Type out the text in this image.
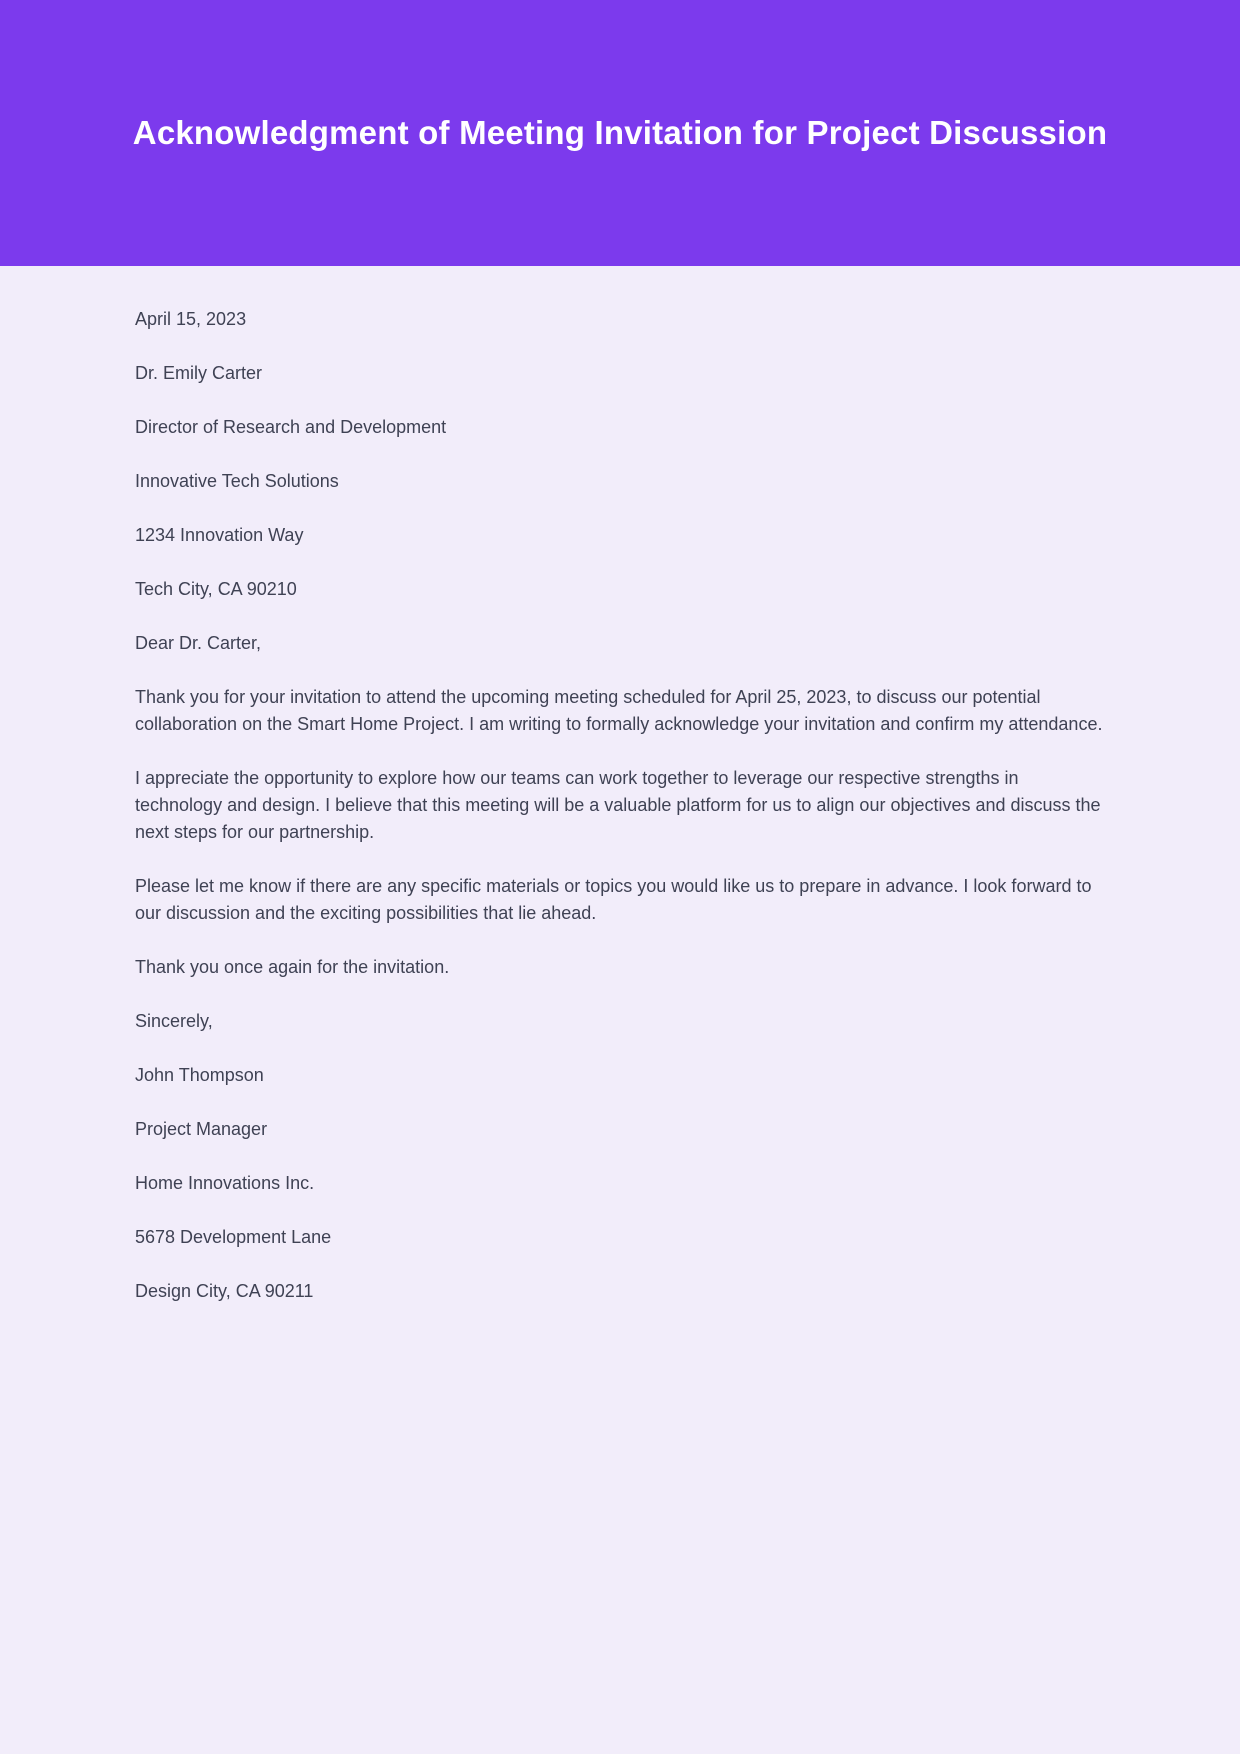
Acknowledgment of Meeting Invitation for Project Discussion

April 15, 2023

Dr. Emily Carter

Director of Research and Development

Innovative Tech Solutions

1234 Innovation Way

Tech City, CA 90210

Dear Dr. Carter,

Thank you for your invitation to attend the upcoming meeting scheduled for April 25, 2023, to discuss our potential collaboration on the Smart Home Project. I am writing to formally acknowledge your invitation and confirm my attendance.

I appreciate the opportunity to explore how our teams can work together to leverage our respective strengths in technology and design. I believe that this meeting will be a valuable platform for us to align our objectives and discuss the next steps for our partnership.

Please let me know if there are any specific materials or topics you would like us to prepare in advance. I look forward to our discussion and the exciting possibilities that lie ahead.

Thank you once again for the invitation.

Sincerely,

John Thompson

Project Manager

Home Innovations Inc.

5678 Development Lane

Design City, CA 90211
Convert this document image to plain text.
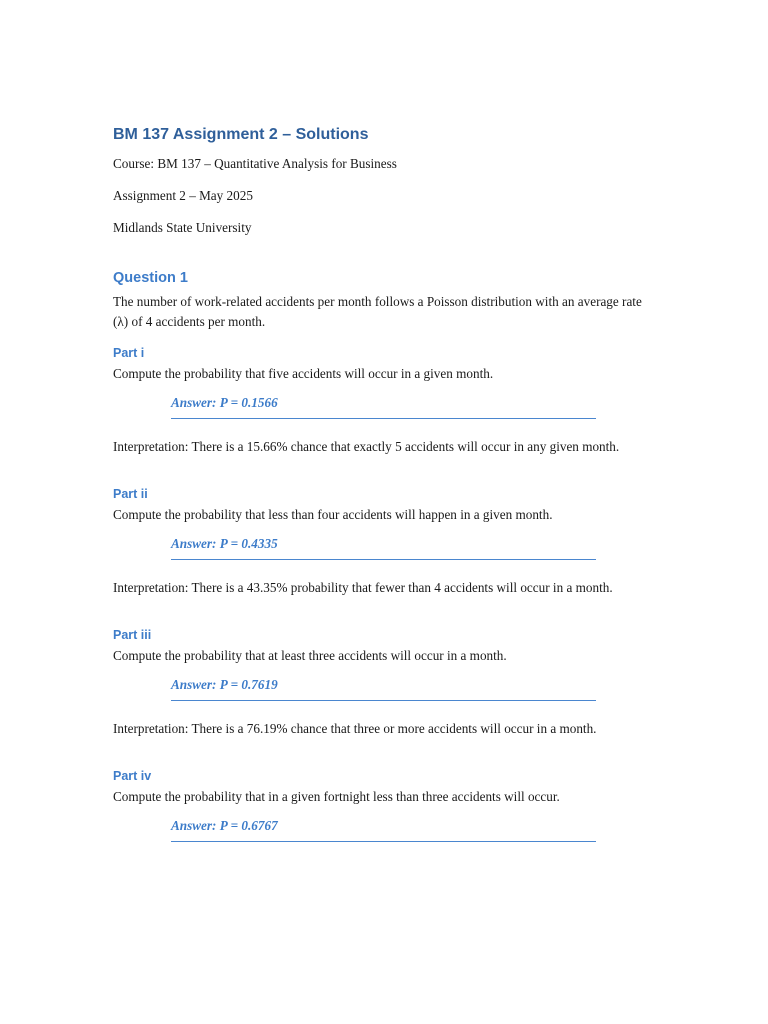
BM 137 Assignment 2 – Solutions

Course: BM 137 – Quantitative Analysis for Business

Assignment 2 – May 2025

Midlands State University

Question 1

The number of work-related accidents per month follows a Poisson distribution with an average rate (λ) of 4 accidents per month.

Part i

Compute the probability that five accidents will occur in a given month.

Answer: P = 0.1566

Interpretation: There is a 15.66% chance that exactly 5 accidents will occur in any given month.

Part ii

Compute the probability that less than four accidents will happen in a given month.

Answer: P = 0.4335

Interpretation: There is a 43.35% probability that fewer than 4 accidents will occur in a month.

Part iii

Compute the probability that at least three accidents will occur in a month.

Answer: P = 0.7619

Interpretation: There is a 76.19% chance that three or more accidents will occur in a month.

Part iv

Compute the probability that in a given fortnight less than three accidents will occur.

Answer: P = 0.6767
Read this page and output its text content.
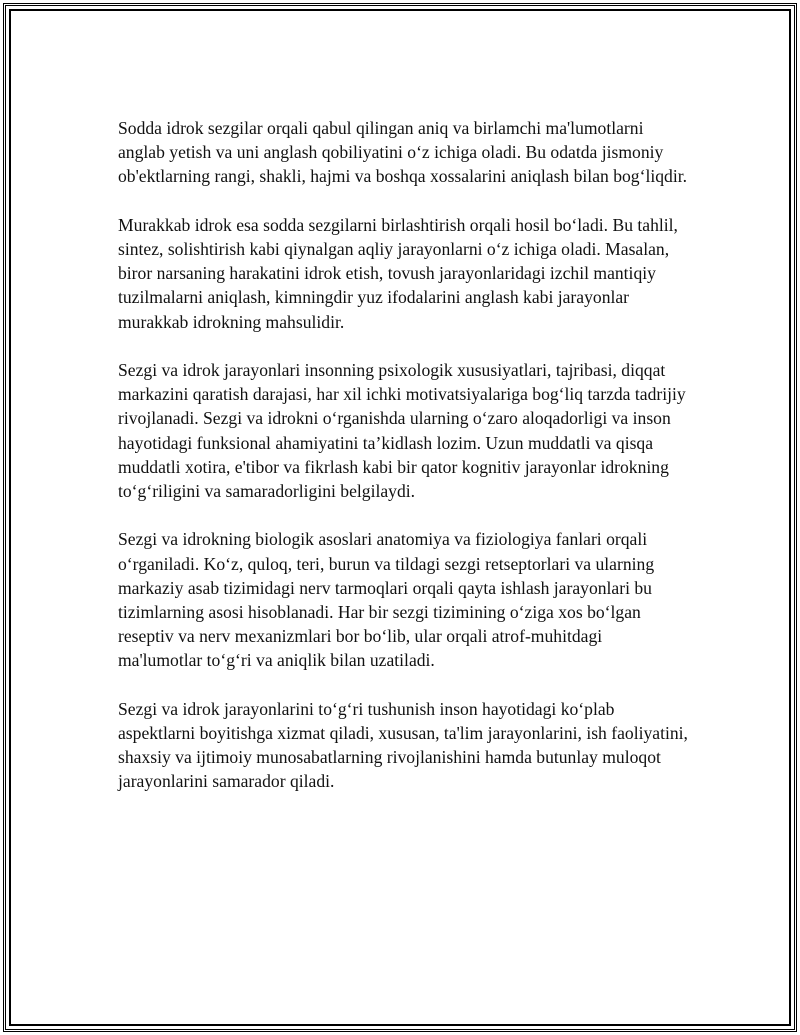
Sodda idrok sezgilar orqali qabul qilingan aniq va birlamchi ma'lumotlarni anglab yetish va uni anglash qobiliyatini o‘z ichiga oladi. Bu odatda jismoniy ob'ektlarning rangi, shakli, hajmi va boshqa xossalarini aniqlash bilan bog‘liqdir.

Murakkab idrok esa sodda sezgilarni birlashtirish orqali hosil bo‘ladi. Bu tahlil, sintez, solishtirish kabi qiynalgan aqliy jarayonlarni o‘z ichiga oladi. Masalan, biror narsaning harakatini idrok etish, tovush jarayonlaridagi izchil mantiqiy tuzilmalarni aniqlash, kimningdir yuz ifodalarini anglash kabi jarayonlar murakkab idrokning mahsulidir.

Sezgi va idrok jarayonlari insonning psixologik xususiyatlari, tajribasi, diqqat markazini qaratish darajasi, har xil ichki motivatsiyalariga bog‘liq tarzda tadrijiy rivojlanadi. Sezgi va idrokni o‘rganishda ularning o‘zaro aloqadorligi va inson hayotidagi funksional ahamiyatini ta’kidlash lozim. Uzun muddatli va qisqa muddatli xotira, e'tibor va fikrlash kabi bir qator kognitiv jarayonlar idrokning to‘g‘riligini va samaradorligini belgilaydi.

Sezgi va idrokning biologik asoslari anatomiya va fiziologiya fanlari orqali o‘rganiladi. Ko‘z, quloq, teri, burun va tildagi sezgi retseptorlari va ularning markaziy asab tizimidagi nerv tarmoqlari orqali qayta ishlash jarayonlari bu tizimlarning asosi hisoblanadi. Har bir sezgi tizimining o‘ziga xos bo‘lgan reseptiv va nerv mexanizmlari bor bo‘lib, ular orqali atrof-muhitdagi ma'lumotlar to‘g‘ri va aniqlik bilan uzatiladi.

Sezgi va idrok jarayonlarini to‘g‘ri tushunish inson hayotidagi ko‘plab aspektlarni boyitishga xizmat qiladi, xususan, ta'lim jarayonlarini, ish faoliyatini, shaxsiy va ijtimoiy munosabatlarning rivojlanishini hamda butunlay muloqot jarayonlarini samarador qiladi.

---

** EXERCISE OBJECTIVE **
Check every line of the data above for the string "Thank", and copy those that have it.

** EXERCISE SOLUTION **
Thank you for your invitation to attend the upcoming meeting scheduled for April 25, 2023, to discuss our potential collaboration on the Smart Home Project. I am writing to formally acknowledge your invitation and confirm my attendance.
Thank you once again for the invitation.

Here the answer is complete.